▶ **Dataset content**:
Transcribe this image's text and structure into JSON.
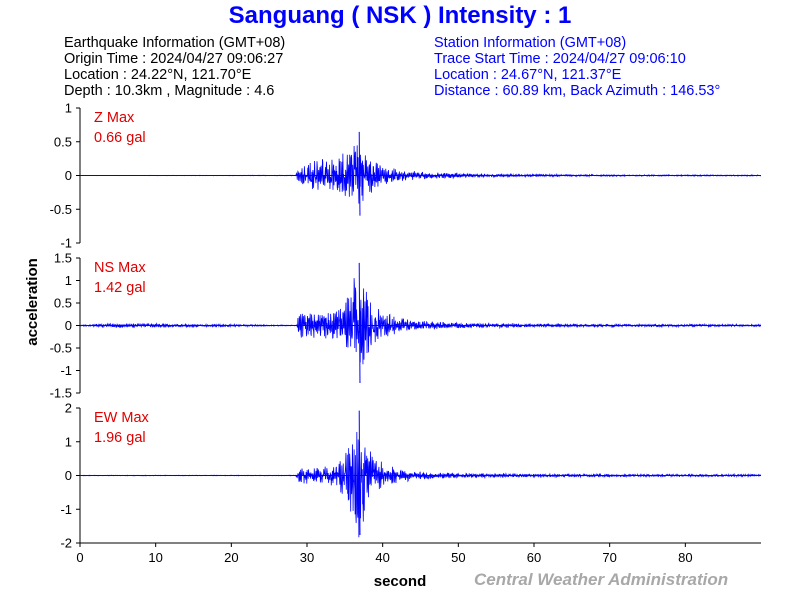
{
  "header": {
    "title": "Sanguang  ( NSK )  Intensity : 1"
  },
  "earthquake_info": {
    "heading": "Earthquake Information  (GMT+08)",
    "origin_time": "Origin Time : 2024/04/27 09:06:27",
    "location": "Location : 24.22°N, 121.70°E",
    "depth_magnitude": "Depth : 10.3km , Magnitude : 4.6"
  },
  "station_info": {
    "heading": "Station Information  (GMT+08)",
    "trace_start": "Trace Start Time : 2024/04/27 09:06:10",
    "location": "Location : 24.67°N, 121.37°E",
    "distance": "Distance : 60.89 km, Back Azimuth : 146.53°"
  },
  "footer": {
    "credit": "Central Weather Administration"
  },
  "colors": {
    "trace": "#0000ff",
    "max_label": "#e00000",
    "title": "#0000ff",
    "footer": "#a8a8a8"
  },
  "chart_data": {
    "type": "line",
    "xlabel": "second",
    "ylabel": "acceleration",
    "xlim": [
      0,
      90
    ],
    "x_ticks": [
      0,
      10,
      20,
      30,
      40,
      50,
      60,
      70,
      80
    ],
    "grid": false,
    "panels": [
      {
        "name": "Z",
        "max_label": "Z Max",
        "max_value": "0.66 gal",
        "ylim": [
          -1,
          1
        ],
        "y_ticks": [
          1,
          0.5,
          0,
          -0.5,
          -1
        ],
        "series": [
          {
            "x": [
              0,
              28.5,
              29,
              30,
              31,
              32,
              33,
              34,
              35,
              36,
              36.9,
              37.2,
              38,
              39,
              40,
              41,
              42,
              44,
              46,
              50,
              55,
              60,
              70,
              80,
              90
            ],
            "envelope": [
              0.002,
              0.005,
              0.18,
              0.2,
              0.22,
              0.25,
              0.22,
              0.3,
              0.38,
              0.45,
              0.66,
              0.45,
              0.32,
              0.22,
              0.16,
              0.12,
              0.1,
              0.07,
              0.05,
              0.035,
              0.025,
              0.018,
              0.012,
              0.01,
              0.008
            ]
          }
        ]
      },
      {
        "name": "NS",
        "max_label": "NS Max",
        "max_value": "1.42 gal",
        "ylim": [
          -1.5,
          1.5
        ],
        "y_ticks": [
          1.5,
          1,
          0.5,
          0,
          -0.5,
          -1,
          -1.5
        ],
        "series": [
          {
            "x": [
              0,
              4.8,
              6.5,
              28.5,
              29,
              30,
              31,
              32,
              33,
              34,
              35,
              36,
              36.9,
              37.3,
              38,
              39,
              40,
              41,
              42,
              44,
              46,
              50,
              55,
              60,
              70,
              80,
              90
            ],
            "envelope": [
              0.01,
              0.05,
              0.05,
              0.01,
              0.3,
              0.35,
              0.3,
              0.35,
              0.3,
              0.4,
              0.6,
              0.95,
              1.42,
              1.1,
              0.8,
              0.45,
              0.35,
              0.25,
              0.2,
              0.12,
              0.09,
              0.06,
              0.05,
              0.04,
              0.03,
              0.03,
              0.025
            ]
          }
        ]
      },
      {
        "name": "EW",
        "max_label": "EW Max",
        "max_value": "1.96 gal",
        "ylim": [
          -2,
          2
        ],
        "y_ticks": [
          2,
          1,
          0,
          -1,
          -2
        ],
        "series": [
          {
            "x": [
              0,
              28.5,
              29,
              30,
              31,
              32,
              33,
              34,
              35,
              36,
              36.9,
              37.3,
              38,
              39,
              40,
              41,
              42,
              44,
              46,
              50,
              55,
              60,
              70,
              80,
              90
            ],
            "envelope": [
              0.01,
              0.01,
              0.25,
              0.3,
              0.25,
              0.3,
              0.3,
              0.4,
              0.7,
              1.3,
              1.96,
              1.5,
              1.0,
              0.6,
              0.4,
              0.3,
              0.22,
              0.15,
              0.1,
              0.07,
              0.06,
              0.05,
              0.04,
              0.035,
              0.03
            ]
          }
        ]
      }
    ]
  }
}
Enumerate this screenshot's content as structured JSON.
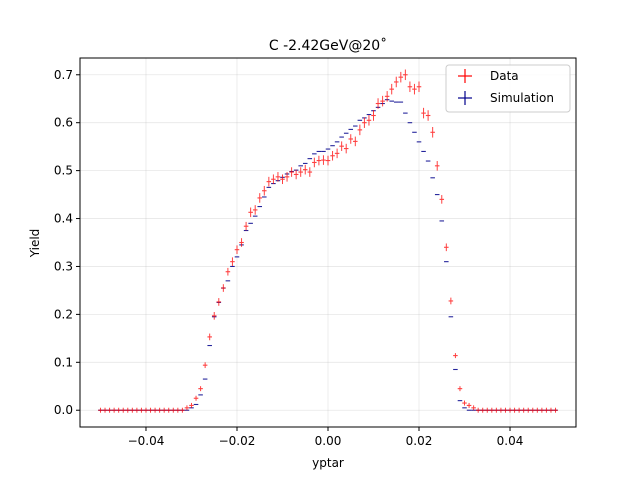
{
  "chart_data": {
    "type": "scatter",
    "title": "C -2.42GeV@20˚",
    "xlabel": "yptar",
    "ylabel": "Yield",
    "xlim": [
      -0.0545,
      0.0545
    ],
    "ylim": [
      -0.035,
      0.735
    ],
    "xticks": [
      -0.04,
      -0.02,
      0.0,
      0.02,
      0.04
    ],
    "xtick_labels": [
      "−0.04",
      "−0.02",
      "0.00",
      "0.02",
      "0.04"
    ],
    "yticks": [
      0.0,
      0.1,
      0.2,
      0.3,
      0.4,
      0.5,
      0.6,
      0.7
    ],
    "ytick_labels": [
      "0.0",
      "0.1",
      "0.2",
      "0.3",
      "0.4",
      "0.5",
      "0.6",
      "0.7"
    ],
    "grid": true,
    "legend": "top-right",
    "bin_halfwidth": 0.0005,
    "series": [
      {
        "name": "Data",
        "color": "#ff0000",
        "x": [
          -0.05,
          -0.049,
          -0.048,
          -0.047,
          -0.046,
          -0.045,
          -0.044,
          -0.043,
          -0.042,
          -0.041,
          -0.04,
          -0.039,
          -0.038,
          -0.037,
          -0.036,
          -0.035,
          -0.034,
          -0.033,
          -0.032,
          -0.031,
          -0.03,
          -0.029,
          -0.028,
          -0.027,
          -0.026,
          -0.025,
          -0.024,
          -0.023,
          -0.022,
          -0.021,
          -0.02,
          -0.019,
          -0.018,
          -0.017,
          -0.016,
          -0.015,
          -0.014,
          -0.013,
          -0.012,
          -0.011,
          -0.01,
          -0.009,
          -0.008,
          -0.007,
          -0.006,
          -0.005,
          -0.004,
          -0.003,
          -0.002,
          -0.001,
          0.0,
          0.001,
          0.002,
          0.003,
          0.004,
          0.005,
          0.006,
          0.007,
          0.008,
          0.009,
          0.01,
          0.011,
          0.012,
          0.013,
          0.014,
          0.015,
          0.016,
          0.017,
          0.018,
          0.019,
          0.02,
          0.021,
          0.022,
          0.023,
          0.024,
          0.025,
          0.026,
          0.027,
          0.028,
          0.029,
          0.03,
          0.031,
          0.032,
          0.033,
          0.034,
          0.035,
          0.036,
          0.037,
          0.038,
          0.039,
          0.04,
          0.041,
          0.042,
          0.043,
          0.044,
          0.045,
          0.046,
          0.047,
          0.048,
          0.049,
          0.05
        ],
        "y": [
          0,
          0,
          0,
          0,
          0,
          0,
          0,
          0,
          0,
          0,
          0,
          0,
          0,
          0,
          0,
          0,
          0,
          0,
          0,
          0.005,
          0.01,
          0.025,
          0.045,
          0.094,
          0.153,
          0.197,
          0.226,
          0.255,
          0.289,
          0.31,
          0.335,
          0.35,
          0.384,
          0.413,
          0.418,
          0.443,
          0.458,
          0.477,
          0.482,
          0.487,
          0.482,
          0.487,
          0.497,
          0.492,
          0.497,
          0.502,
          0.497,
          0.517,
          0.521,
          0.522,
          0.521,
          0.531,
          0.536,
          0.551,
          0.546,
          0.566,
          0.561,
          0.585,
          0.6,
          0.605,
          0.615,
          0.64,
          0.645,
          0.655,
          0.67,
          0.685,
          0.695,
          0.7,
          0.675,
          0.67,
          0.675,
          0.62,
          0.615,
          0.58,
          0.51,
          0.44,
          0.34,
          0.228,
          0.114,
          0.045,
          0.015,
          0.01,
          0.005,
          0,
          0,
          0,
          0,
          0,
          0,
          0,
          0,
          0,
          0,
          0,
          0,
          0,
          0,
          0,
          0,
          0,
          0
        ],
        "yerr": [
          0,
          0,
          0,
          0,
          0,
          0,
          0,
          0,
          0,
          0,
          0,
          0,
          0,
          0,
          0,
          0,
          0,
          0,
          0,
          0.002,
          0.003,
          0.004,
          0.005,
          0.006,
          0.007,
          0.008,
          0.008,
          0.008,
          0.008,
          0.009,
          0.009,
          0.009,
          0.009,
          0.01,
          0.01,
          0.01,
          0.01,
          0.01,
          0.01,
          0.01,
          0.01,
          0.01,
          0.01,
          0.01,
          0.01,
          0.01,
          0.01,
          0.01,
          0.01,
          0.01,
          0.01,
          0.01,
          0.01,
          0.01,
          0.01,
          0.01,
          0.01,
          0.011,
          0.011,
          0.011,
          0.011,
          0.011,
          0.011,
          0.011,
          0.011,
          0.011,
          0.011,
          0.011,
          0.011,
          0.011,
          0.011,
          0.011,
          0.011,
          0.011,
          0.01,
          0.009,
          0.008,
          0.007,
          0.005,
          0.003,
          0.002,
          0.002,
          0.001,
          0,
          0,
          0,
          0,
          0,
          0,
          0,
          0,
          0,
          0,
          0,
          0,
          0,
          0,
          0,
          0,
          0,
          0
        ]
      },
      {
        "name": "Simulation",
        "color": "#00008b",
        "x": [
          -0.05,
          -0.049,
          -0.048,
          -0.047,
          -0.046,
          -0.045,
          -0.044,
          -0.043,
          -0.042,
          -0.041,
          -0.04,
          -0.039,
          -0.038,
          -0.037,
          -0.036,
          -0.035,
          -0.034,
          -0.033,
          -0.032,
          -0.031,
          -0.03,
          -0.029,
          -0.028,
          -0.027,
          -0.026,
          -0.025,
          -0.024,
          -0.023,
          -0.022,
          -0.021,
          -0.02,
          -0.019,
          -0.018,
          -0.017,
          -0.016,
          -0.015,
          -0.014,
          -0.013,
          -0.012,
          -0.011,
          -0.01,
          -0.009,
          -0.008,
          -0.007,
          -0.006,
          -0.005,
          -0.004,
          -0.003,
          -0.002,
          -0.001,
          0.0,
          0.001,
          0.002,
          0.003,
          0.004,
          0.005,
          0.006,
          0.007,
          0.008,
          0.009,
          0.01,
          0.011,
          0.012,
          0.013,
          0.014,
          0.015,
          0.016,
          0.017,
          0.018,
          0.019,
          0.02,
          0.021,
          0.022,
          0.023,
          0.024,
          0.025,
          0.026,
          0.027,
          0.028,
          0.029,
          0.03,
          0.031,
          0.032,
          0.033,
          0.034,
          0.035,
          0.036,
          0.037,
          0.038,
          0.039,
          0.04,
          0.041,
          0.042,
          0.043,
          0.044,
          0.045,
          0.046,
          0.047,
          0.048,
          0.049,
          0.05
        ],
        "y": [
          0,
          0,
          0,
          0,
          0,
          0,
          0,
          0,
          0,
          0,
          0,
          0,
          0,
          0,
          0,
          0,
          0,
          0,
          0,
          0,
          0.005,
          0.012,
          0.032,
          0.065,
          0.135,
          0.195,
          0.225,
          0.255,
          0.27,
          0.3,
          0.32,
          0.345,
          0.375,
          0.39,
          0.405,
          0.425,
          0.445,
          0.465,
          0.473,
          0.479,
          0.486,
          0.493,
          0.498,
          0.501,
          0.51,
          0.515,
          0.525,
          0.535,
          0.54,
          0.54,
          0.545,
          0.552,
          0.56,
          0.57,
          0.578,
          0.586,
          0.593,
          0.605,
          0.61,
          0.617,
          0.625,
          0.632,
          0.64,
          0.648,
          0.645,
          0.643,
          0.643,
          0.62,
          0.6,
          0.58,
          0.56,
          0.54,
          0.52,
          0.485,
          0.45,
          0.395,
          0.31,
          0.195,
          0.085,
          0.02,
          0.005,
          0,
          0,
          0,
          0,
          0,
          0,
          0,
          0,
          0,
          0,
          0,
          0,
          0,
          0,
          0,
          0,
          0,
          0,
          0,
          0
        ],
        "yerr": [
          0,
          0,
          0,
          0,
          0,
          0,
          0,
          0,
          0,
          0,
          0,
          0,
          0,
          0,
          0,
          0,
          0,
          0,
          0,
          0,
          0,
          0,
          0,
          0,
          0,
          0,
          0,
          0,
          0,
          0,
          0,
          0,
          0,
          0,
          0,
          0,
          0,
          0,
          0,
          0,
          0,
          0,
          0,
          0,
          0,
          0,
          0,
          0,
          0,
          0,
          0,
          0,
          0,
          0,
          0,
          0,
          0,
          0,
          0,
          0,
          0,
          0,
          0,
          0,
          0,
          0,
          0,
          0,
          0,
          0,
          0,
          0,
          0,
          0,
          0,
          0,
          0,
          0,
          0,
          0,
          0,
          0,
          0,
          0,
          0,
          0,
          0,
          0,
          0,
          0,
          0,
          0,
          0,
          0,
          0,
          0,
          0,
          0,
          0,
          0,
          0
        ]
      }
    ]
  }
}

▶ **The task**:
Return, from the data, each line that has the word "location" in it.

▶ **Exercise result**:
    "location": "Location : 24.22°N, 121.70°E",
    "location": "Location : 24.67°N, 121.37°E",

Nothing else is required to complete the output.